Have we arrived in the post-Windows era? - jamesjyu
http://blogs.zdnet.com/BTL/?p=16590
======
andr
Yes, Windows has been commoditized, but Microsoft is not really suffering from
it. Even though most users don't care about the OS, they still need one. In
most cases, they go with Windows.

You can even say Microsoft won the battle by having everyone else compete on
the web and leave Windows alone. Think about it - Microsoft gets $100+ in
licensing fees from every PC user every 3-5 years. Add another $100 for that
user's PC at work. How many web businesses can make the same statement?

------
SamAtt
The only thing that makes me think we aren't entering the post-Windows era is
that Office is still a cash cow for Microsoft. Because the situation Microsoft
is in now with Windows greatly resembles the one they were in with Office '97.
People kept buying new versions because no one else offered anything all that
different and it was preloaded

It comes down to the next great thing. Linux, OpenOffice, Google Apps and Zoho
are all trying to be just like Microsoft in their look and feel. But the only
thing that will draw people from Microsoft is the next evolution of the
desktop. Microsoft clearly can't provide it.

MATERIAL PROVIDED –
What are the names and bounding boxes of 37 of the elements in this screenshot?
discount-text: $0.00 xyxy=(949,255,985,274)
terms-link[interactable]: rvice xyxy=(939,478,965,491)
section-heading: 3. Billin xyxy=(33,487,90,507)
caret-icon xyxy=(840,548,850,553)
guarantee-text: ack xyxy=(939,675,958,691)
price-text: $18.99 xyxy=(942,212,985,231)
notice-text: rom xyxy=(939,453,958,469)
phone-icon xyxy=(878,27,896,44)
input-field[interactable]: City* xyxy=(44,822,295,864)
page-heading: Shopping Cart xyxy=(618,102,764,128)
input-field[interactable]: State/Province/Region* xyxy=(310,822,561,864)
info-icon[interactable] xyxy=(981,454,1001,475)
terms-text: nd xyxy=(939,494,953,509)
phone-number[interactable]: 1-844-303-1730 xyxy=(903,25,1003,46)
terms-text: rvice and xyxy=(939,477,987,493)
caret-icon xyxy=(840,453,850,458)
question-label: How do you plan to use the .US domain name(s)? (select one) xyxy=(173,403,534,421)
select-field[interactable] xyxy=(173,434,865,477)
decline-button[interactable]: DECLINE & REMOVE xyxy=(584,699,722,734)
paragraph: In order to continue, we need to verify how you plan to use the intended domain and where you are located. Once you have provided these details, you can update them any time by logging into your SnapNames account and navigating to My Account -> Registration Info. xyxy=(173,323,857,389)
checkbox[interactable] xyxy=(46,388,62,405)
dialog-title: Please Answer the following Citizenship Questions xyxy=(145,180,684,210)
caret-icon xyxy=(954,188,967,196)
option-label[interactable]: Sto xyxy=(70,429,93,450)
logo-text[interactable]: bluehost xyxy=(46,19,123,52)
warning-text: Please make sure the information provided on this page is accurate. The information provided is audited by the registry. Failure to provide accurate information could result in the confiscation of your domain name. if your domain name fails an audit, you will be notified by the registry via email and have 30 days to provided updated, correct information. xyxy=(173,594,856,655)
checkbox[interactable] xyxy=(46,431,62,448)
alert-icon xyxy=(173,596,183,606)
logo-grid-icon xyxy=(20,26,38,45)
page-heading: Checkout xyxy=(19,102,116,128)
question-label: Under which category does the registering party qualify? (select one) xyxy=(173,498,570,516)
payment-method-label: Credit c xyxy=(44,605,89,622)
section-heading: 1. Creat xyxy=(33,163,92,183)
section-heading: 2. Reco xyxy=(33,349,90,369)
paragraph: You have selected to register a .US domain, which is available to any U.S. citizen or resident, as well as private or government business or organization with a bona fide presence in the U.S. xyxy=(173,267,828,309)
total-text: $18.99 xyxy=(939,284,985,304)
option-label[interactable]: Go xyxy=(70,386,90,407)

* * *

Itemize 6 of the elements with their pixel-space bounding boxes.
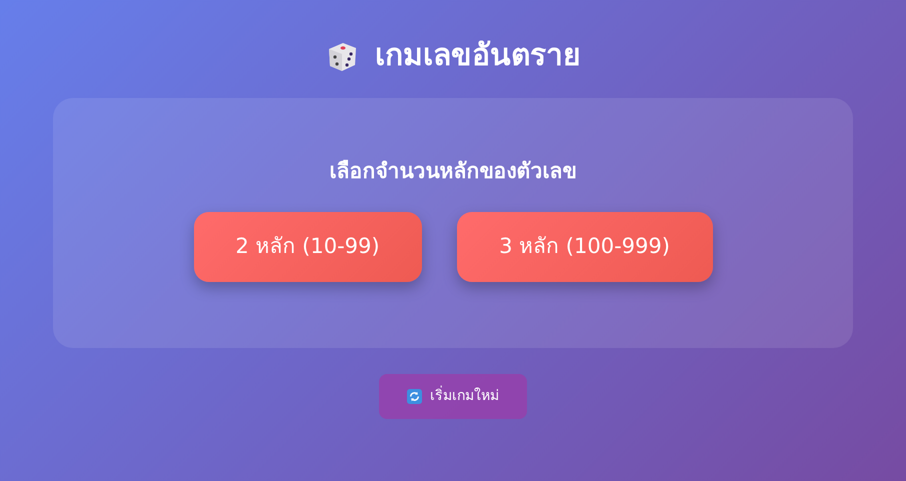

...

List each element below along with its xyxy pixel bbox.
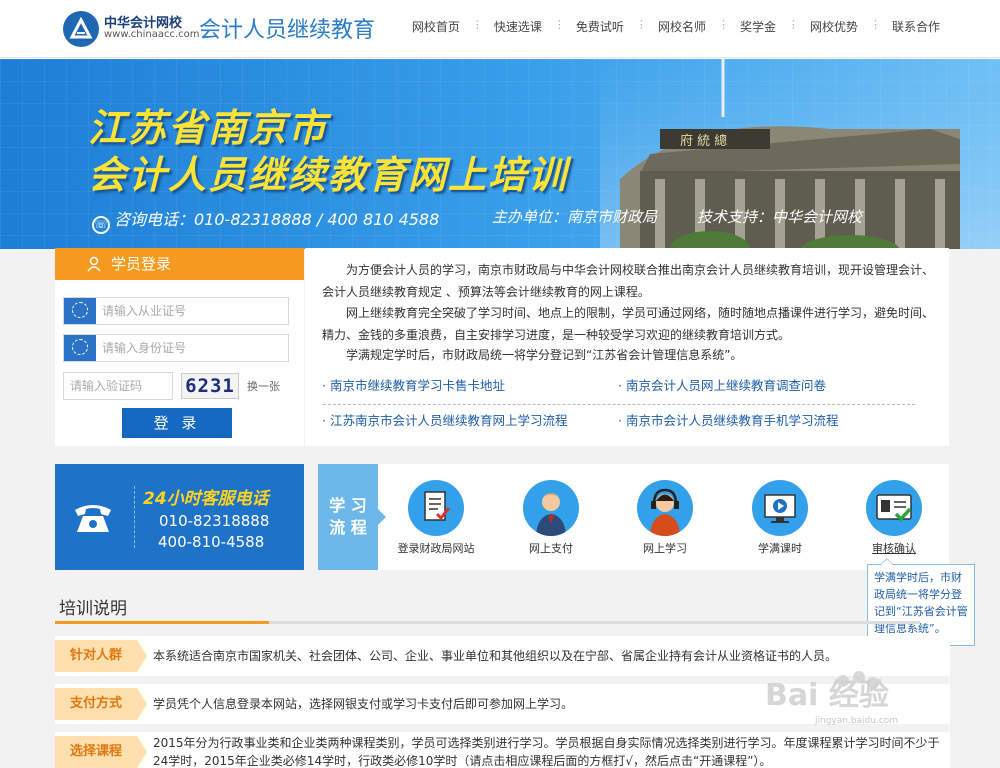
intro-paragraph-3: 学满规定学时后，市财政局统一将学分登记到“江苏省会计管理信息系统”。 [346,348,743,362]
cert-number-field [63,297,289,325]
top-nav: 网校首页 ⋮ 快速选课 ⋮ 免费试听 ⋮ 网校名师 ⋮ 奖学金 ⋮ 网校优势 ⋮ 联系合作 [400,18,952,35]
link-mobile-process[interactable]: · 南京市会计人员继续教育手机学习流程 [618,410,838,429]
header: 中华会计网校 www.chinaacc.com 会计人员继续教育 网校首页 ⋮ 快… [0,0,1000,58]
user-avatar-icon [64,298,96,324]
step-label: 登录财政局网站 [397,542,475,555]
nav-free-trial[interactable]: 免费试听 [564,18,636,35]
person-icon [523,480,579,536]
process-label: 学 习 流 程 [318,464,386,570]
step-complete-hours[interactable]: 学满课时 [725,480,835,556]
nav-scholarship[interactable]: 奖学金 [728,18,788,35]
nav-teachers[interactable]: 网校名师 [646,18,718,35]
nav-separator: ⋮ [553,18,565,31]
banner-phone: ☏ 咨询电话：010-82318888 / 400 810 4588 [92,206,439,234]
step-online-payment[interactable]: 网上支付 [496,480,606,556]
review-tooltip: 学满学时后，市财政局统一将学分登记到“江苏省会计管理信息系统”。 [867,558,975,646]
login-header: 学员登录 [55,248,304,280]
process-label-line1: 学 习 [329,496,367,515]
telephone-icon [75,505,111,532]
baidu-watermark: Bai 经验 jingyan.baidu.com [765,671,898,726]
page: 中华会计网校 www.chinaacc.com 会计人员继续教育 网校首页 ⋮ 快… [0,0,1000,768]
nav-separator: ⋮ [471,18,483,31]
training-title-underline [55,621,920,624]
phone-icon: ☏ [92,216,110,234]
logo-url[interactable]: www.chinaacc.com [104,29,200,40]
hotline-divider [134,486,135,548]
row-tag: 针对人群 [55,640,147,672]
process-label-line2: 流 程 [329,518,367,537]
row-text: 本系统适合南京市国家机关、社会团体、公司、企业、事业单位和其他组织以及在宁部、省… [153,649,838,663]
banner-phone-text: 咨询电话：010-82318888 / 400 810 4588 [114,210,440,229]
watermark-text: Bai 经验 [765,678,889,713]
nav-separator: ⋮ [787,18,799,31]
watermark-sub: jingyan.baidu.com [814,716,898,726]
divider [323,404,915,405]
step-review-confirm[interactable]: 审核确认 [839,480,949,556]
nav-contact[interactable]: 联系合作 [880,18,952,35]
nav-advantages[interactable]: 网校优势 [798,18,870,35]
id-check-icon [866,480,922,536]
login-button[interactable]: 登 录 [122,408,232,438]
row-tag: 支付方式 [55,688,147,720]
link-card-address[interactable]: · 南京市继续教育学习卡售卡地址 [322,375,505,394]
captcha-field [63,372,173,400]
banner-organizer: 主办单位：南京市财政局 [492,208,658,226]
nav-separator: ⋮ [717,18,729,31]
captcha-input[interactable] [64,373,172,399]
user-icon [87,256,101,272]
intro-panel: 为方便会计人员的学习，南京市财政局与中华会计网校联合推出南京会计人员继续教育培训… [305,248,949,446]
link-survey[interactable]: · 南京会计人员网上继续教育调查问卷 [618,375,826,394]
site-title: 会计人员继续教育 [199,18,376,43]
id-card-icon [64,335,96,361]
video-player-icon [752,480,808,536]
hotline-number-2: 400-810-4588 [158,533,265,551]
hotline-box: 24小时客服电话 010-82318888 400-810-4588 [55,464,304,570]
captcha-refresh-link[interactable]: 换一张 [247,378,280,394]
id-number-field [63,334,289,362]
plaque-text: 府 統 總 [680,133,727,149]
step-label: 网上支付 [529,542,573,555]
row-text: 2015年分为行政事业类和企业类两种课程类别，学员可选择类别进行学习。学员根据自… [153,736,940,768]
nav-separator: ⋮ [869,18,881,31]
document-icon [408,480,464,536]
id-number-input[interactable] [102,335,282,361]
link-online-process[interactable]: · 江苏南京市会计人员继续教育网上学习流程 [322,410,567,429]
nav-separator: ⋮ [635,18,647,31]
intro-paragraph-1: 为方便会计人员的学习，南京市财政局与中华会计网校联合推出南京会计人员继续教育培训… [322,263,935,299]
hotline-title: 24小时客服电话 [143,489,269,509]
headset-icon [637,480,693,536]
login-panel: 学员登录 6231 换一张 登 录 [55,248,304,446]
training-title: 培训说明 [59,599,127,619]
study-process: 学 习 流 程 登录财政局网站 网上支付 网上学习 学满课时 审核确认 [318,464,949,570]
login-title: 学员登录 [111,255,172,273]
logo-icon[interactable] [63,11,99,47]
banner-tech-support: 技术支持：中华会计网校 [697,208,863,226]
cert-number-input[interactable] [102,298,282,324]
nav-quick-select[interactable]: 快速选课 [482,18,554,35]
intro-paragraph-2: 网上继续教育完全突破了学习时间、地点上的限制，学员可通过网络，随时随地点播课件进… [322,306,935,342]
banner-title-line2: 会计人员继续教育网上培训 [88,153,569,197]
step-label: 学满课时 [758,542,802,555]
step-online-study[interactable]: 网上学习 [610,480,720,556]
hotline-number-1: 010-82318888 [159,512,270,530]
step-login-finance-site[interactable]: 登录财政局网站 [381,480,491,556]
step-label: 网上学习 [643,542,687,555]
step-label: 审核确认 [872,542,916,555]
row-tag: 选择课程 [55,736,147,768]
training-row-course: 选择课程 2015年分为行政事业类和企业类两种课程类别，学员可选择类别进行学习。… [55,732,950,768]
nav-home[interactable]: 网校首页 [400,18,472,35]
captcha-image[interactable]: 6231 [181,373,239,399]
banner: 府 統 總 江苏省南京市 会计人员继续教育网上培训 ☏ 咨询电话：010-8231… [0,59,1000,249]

WORK TO DO –
**A)** According to the post-Windows thread, what is still a cash cow for Microsoft?
**B)** Carry on the post-Windows thread from its final sentence.
The lines come from a separate source.

ANSWERS BY TASK –
**A)** Office.

**B)**
When I see that. Something that makes it worth the effort for people to ditch
Windows I'll know we're in the post-Windows era.

------
anigbrowl
A foolish article - why the graphic about browser wars, when the real
comparison is between Office Enterprise and things like Google Docs (who will
surely be competing against Oracle + Sun now)?

Yes, the OS is less relevant now as many users don't _need_ more computing
power than a netbook + SAS can provide, but it still matters. High-powered
consoles won't kill PC games, I doubt I'll be editing HD video over the net
any time soon (although I wouldn't object), and no large corporation or medium
is going to outsource its operations to some third-party provider of cloud
services.

Just because something is commoditized doesn't make it irrelevant. Cars are
functionally identical for 90% of drivers but people still have preferences
there.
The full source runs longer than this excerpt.